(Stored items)
— begin —
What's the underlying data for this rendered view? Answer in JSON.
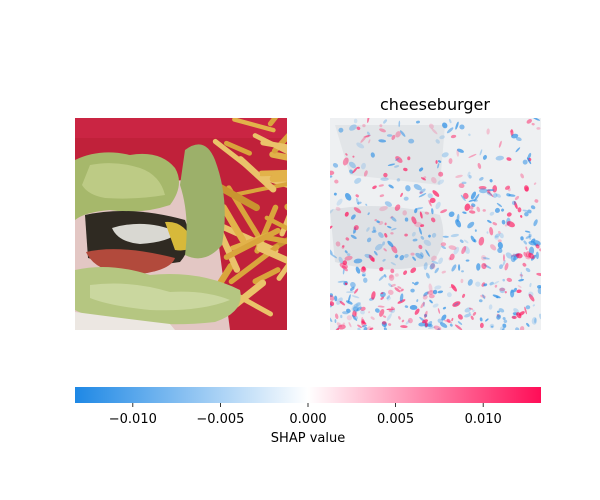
{
  "chart_data": {
    "type": "heatmap",
    "panels": [
      {
        "kind": "input-image",
        "title": ""
      },
      {
        "kind": "shap-explanation",
        "title": "cheeseburger"
      }
    ],
    "colorbar": {
      "label": "SHAP value",
      "min": -0.0133,
      "max": 0.0133,
      "ticks": [
        -0.01,
        -0.005,
        0.0,
        0.005,
        0.01
      ],
      "tick_labels": [
        "−0.010",
        "−0.005",
        "0.000",
        "0.005",
        "0.010"
      ],
      "colors": {
        "negative": "#1e88e5",
        "zero": "#ffffff",
        "positive": "#ff0d57"
      }
    }
  }
}
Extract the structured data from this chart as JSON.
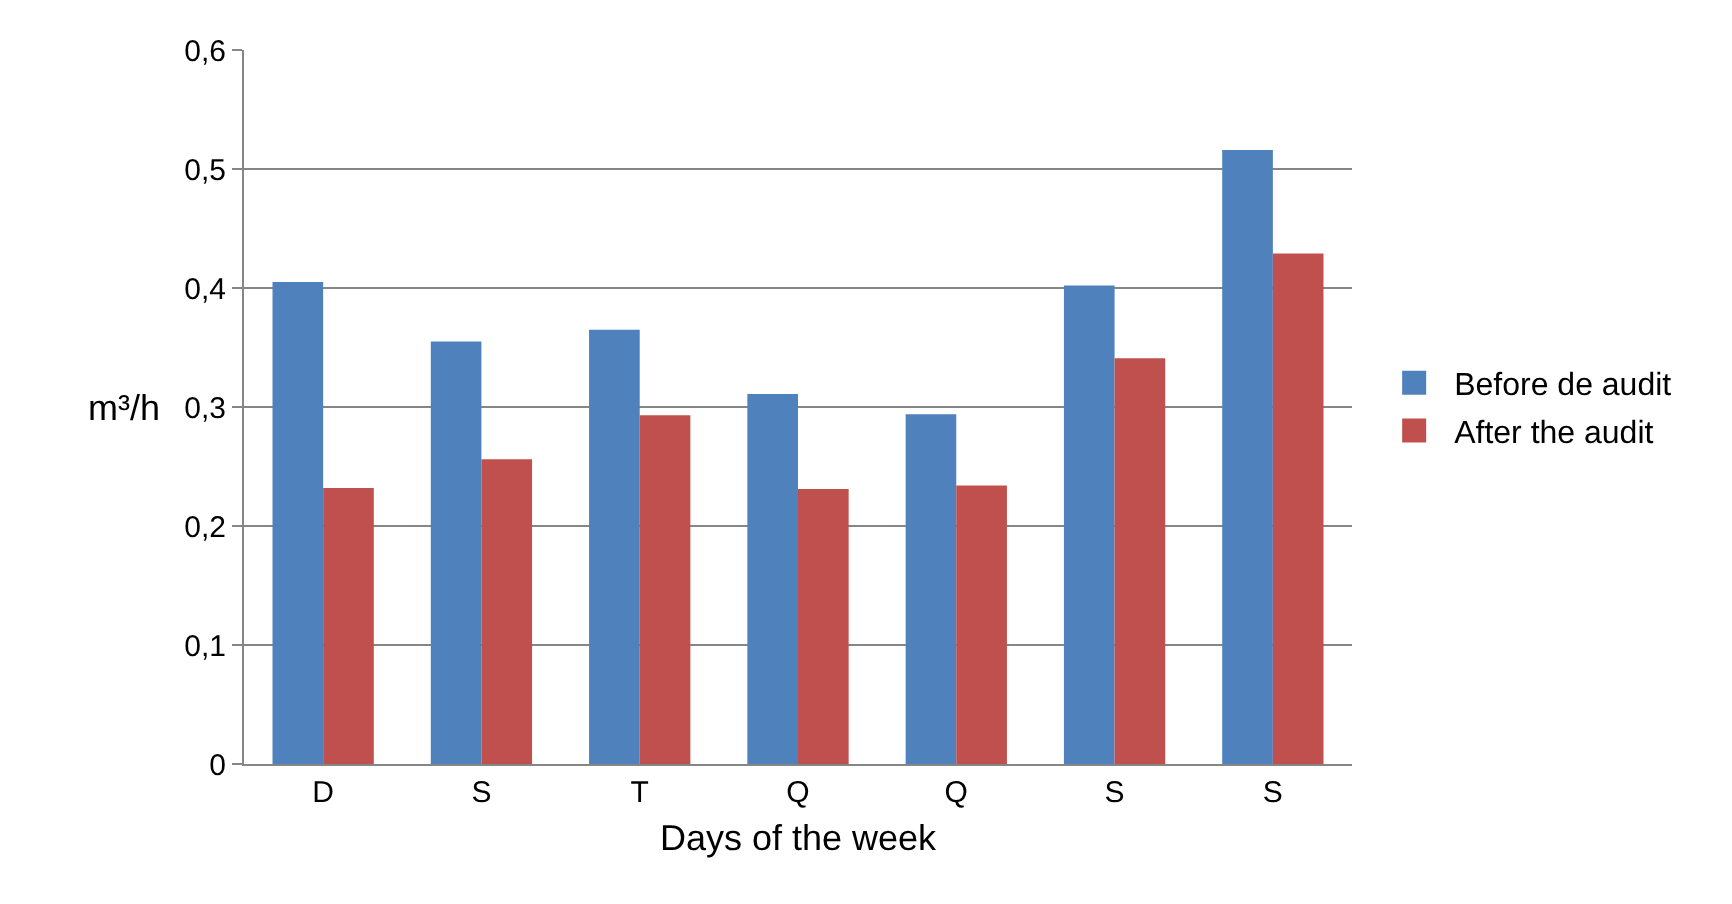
{
  "chart_data": {
    "type": "bar",
    "xlabel": "Days of the week",
    "ylabel": "m³/h",
    "categories": [
      "D",
      "S",
      "T",
      "Q",
      "Q",
      "S",
      "S"
    ],
    "series": [
      {
        "name": "Before de audit",
        "color": "#4f81bd",
        "values": [
          0.405,
          0.355,
          0.365,
          0.311,
          0.294,
          0.402,
          0.516
        ]
      },
      {
        "name": "After the audit",
        "color": "#c0504d",
        "values": [
          0.232,
          0.256,
          0.293,
          0.231,
          0.234,
          0.341,
          0.429
        ]
      }
    ],
    "ylim": [
      0,
      0.6
    ],
    "yticks": [
      {
        "value": 0,
        "label": "0"
      },
      {
        "value": 0.1,
        "label": "0,1"
      },
      {
        "value": 0.2,
        "label": "0,2"
      },
      {
        "value": 0.3,
        "label": "0,3"
      },
      {
        "value": 0.4,
        "label": "0,4"
      },
      {
        "value": 0.5,
        "label": "0,5"
      },
      {
        "value": 0.6,
        "label": "0,6"
      }
    ],
    "grid": "y",
    "legend": "right"
  }
}
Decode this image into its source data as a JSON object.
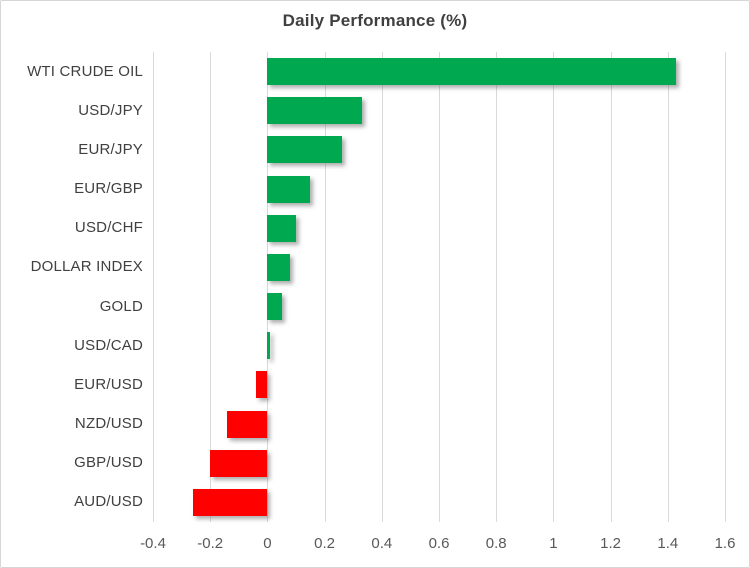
{
  "title": "Daily Performance (%)",
  "colors": {
    "positive": "#00a84f",
    "negative": "#fe0000",
    "gridline": "#d9d9d9",
    "title_text": "#404040",
    "category_text": "#404040",
    "tick_text": "#595959",
    "frame_border": "#d6d6d6"
  },
  "chart_data": {
    "type": "bar",
    "orientation": "horizontal",
    "title": "Daily Performance (%)",
    "categories": [
      "WTI CRUDE OIL",
      "USD/JPY",
      "EUR/JPY",
      "EUR/GBP",
      "USD/CHF",
      "DOLLAR INDEX",
      "GOLD",
      "USD/CAD",
      "EUR/USD",
      "NZD/USD",
      "GBP/USD",
      "AUD/USD"
    ],
    "values": [
      1.43,
      0.33,
      0.26,
      0.15,
      0.1,
      0.08,
      0.05,
      0.01,
      -0.04,
      -0.14,
      -0.2,
      -0.26
    ],
    "xlabel": "",
    "ylabel": "",
    "xlim": [
      -0.4,
      1.6
    ],
    "xticks": [
      -0.4,
      -0.2,
      0,
      0.2,
      0.4,
      0.6,
      0.8,
      1,
      1.2,
      1.4,
      1.6
    ],
    "xtick_labels": [
      "-0.4",
      "-0.2",
      "0",
      "0.2",
      "0.4",
      "0.6",
      "0.8",
      "1",
      "1.2",
      "1.4",
      "1.6"
    ],
    "grid": true,
    "legend": false,
    "bar_color_rule": "green if positive, red if negative"
  }
}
— end —
• [Task statement]: Look through the entries and return every line where "Daily" appears.

• [Expected answer]:
  "title": "Daily Performance (%)",
    "title": "Daily Performance (%)",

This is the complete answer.